What you will do:
From the entries that follow, list every line in which the string "emploi" appears.
______
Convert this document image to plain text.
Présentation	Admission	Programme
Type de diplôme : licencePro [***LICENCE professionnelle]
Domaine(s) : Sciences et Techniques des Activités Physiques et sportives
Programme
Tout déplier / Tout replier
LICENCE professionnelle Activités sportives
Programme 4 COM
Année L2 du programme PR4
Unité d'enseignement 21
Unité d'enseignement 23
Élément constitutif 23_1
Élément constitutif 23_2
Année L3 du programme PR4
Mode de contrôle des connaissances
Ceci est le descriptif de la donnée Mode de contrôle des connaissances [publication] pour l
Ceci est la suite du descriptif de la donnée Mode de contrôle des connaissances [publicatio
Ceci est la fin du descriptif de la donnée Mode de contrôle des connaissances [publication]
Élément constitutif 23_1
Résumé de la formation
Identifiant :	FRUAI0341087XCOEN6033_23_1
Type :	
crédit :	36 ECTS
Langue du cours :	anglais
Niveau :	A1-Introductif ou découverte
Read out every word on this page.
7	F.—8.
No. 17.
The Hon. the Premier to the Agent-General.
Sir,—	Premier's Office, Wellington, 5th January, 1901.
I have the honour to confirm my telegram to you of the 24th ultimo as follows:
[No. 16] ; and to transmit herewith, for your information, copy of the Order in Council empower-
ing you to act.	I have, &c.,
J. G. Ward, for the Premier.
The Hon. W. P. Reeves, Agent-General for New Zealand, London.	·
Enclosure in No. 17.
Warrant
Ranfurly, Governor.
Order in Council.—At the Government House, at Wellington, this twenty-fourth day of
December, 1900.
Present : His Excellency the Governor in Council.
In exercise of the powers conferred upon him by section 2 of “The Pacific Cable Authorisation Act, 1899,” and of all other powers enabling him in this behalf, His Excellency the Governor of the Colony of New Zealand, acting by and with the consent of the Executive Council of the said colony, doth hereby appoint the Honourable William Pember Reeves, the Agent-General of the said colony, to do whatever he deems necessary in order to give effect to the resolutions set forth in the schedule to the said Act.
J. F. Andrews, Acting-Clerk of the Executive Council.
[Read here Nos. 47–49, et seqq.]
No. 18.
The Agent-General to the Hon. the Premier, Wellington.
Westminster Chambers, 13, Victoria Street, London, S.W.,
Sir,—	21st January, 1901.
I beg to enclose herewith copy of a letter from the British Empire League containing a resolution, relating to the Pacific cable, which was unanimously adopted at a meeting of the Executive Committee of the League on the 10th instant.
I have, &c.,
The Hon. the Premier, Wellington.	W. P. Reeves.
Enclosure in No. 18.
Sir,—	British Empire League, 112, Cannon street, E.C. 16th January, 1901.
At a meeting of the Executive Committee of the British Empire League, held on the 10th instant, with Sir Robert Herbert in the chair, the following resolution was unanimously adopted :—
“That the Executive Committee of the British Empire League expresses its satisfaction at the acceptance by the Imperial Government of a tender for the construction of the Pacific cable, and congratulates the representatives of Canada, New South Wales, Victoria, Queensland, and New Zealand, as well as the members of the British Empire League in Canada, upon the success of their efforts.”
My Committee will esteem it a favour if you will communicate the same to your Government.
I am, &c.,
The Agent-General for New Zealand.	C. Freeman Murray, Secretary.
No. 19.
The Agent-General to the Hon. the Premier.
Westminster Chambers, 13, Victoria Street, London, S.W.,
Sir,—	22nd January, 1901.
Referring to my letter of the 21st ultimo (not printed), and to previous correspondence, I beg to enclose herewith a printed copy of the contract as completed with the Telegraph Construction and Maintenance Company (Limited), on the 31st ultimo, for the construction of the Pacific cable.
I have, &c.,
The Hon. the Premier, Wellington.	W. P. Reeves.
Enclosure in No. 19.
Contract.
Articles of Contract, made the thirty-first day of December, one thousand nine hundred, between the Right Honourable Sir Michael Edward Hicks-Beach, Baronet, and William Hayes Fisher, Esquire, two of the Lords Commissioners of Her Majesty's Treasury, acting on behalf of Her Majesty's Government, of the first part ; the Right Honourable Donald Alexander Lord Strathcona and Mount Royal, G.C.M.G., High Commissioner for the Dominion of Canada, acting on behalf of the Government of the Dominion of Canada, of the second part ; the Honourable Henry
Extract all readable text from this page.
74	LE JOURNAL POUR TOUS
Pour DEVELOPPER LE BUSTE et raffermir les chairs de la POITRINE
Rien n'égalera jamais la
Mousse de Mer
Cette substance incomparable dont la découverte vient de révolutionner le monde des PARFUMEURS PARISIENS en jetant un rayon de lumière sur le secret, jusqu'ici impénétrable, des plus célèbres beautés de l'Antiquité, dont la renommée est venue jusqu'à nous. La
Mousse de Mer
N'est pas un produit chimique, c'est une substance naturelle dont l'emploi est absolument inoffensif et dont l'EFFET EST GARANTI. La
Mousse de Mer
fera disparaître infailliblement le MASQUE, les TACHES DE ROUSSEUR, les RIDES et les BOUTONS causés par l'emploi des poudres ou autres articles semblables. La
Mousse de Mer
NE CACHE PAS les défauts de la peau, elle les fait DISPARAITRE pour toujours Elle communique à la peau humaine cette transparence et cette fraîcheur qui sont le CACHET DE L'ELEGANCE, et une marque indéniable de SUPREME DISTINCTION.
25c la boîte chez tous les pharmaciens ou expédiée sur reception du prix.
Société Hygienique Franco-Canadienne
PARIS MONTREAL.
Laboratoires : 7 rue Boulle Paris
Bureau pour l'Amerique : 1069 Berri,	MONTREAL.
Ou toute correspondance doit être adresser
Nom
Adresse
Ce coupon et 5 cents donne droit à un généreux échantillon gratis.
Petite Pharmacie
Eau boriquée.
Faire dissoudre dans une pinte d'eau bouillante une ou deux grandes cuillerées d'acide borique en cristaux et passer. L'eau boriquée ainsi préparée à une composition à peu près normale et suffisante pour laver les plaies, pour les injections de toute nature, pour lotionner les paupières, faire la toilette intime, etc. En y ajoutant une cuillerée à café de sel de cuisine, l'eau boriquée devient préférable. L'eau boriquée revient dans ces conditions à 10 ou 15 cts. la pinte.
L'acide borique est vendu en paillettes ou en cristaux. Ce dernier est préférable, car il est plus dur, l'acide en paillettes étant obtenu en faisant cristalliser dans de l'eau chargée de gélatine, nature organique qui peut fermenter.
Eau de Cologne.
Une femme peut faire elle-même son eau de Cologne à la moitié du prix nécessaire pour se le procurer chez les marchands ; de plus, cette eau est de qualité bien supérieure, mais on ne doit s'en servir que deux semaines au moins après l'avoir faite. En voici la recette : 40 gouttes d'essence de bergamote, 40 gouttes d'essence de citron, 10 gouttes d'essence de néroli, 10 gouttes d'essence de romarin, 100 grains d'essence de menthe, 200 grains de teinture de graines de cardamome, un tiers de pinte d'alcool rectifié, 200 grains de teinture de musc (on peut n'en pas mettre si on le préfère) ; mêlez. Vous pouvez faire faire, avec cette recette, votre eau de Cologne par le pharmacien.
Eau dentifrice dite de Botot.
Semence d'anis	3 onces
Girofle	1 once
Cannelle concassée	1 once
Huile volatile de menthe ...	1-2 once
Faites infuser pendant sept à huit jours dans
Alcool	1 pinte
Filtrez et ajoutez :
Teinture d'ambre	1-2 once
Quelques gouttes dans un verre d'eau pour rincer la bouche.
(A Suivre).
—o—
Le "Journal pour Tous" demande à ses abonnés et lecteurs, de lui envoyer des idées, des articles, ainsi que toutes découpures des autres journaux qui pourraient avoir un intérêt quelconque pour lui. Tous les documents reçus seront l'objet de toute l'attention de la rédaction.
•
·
______
Correct output:
N'est pas un produit chimique, c'est une substance naturelle dont l'emploi est absolument inoffensif et dont l'EFFET EST GARANTI. La
fera disparaître infailliblement le MASQUE, les TACHES DE ROUSSEUR, les RIDES et les BOUTONS causés par l'emploi des poudres ou autres articles semblables. La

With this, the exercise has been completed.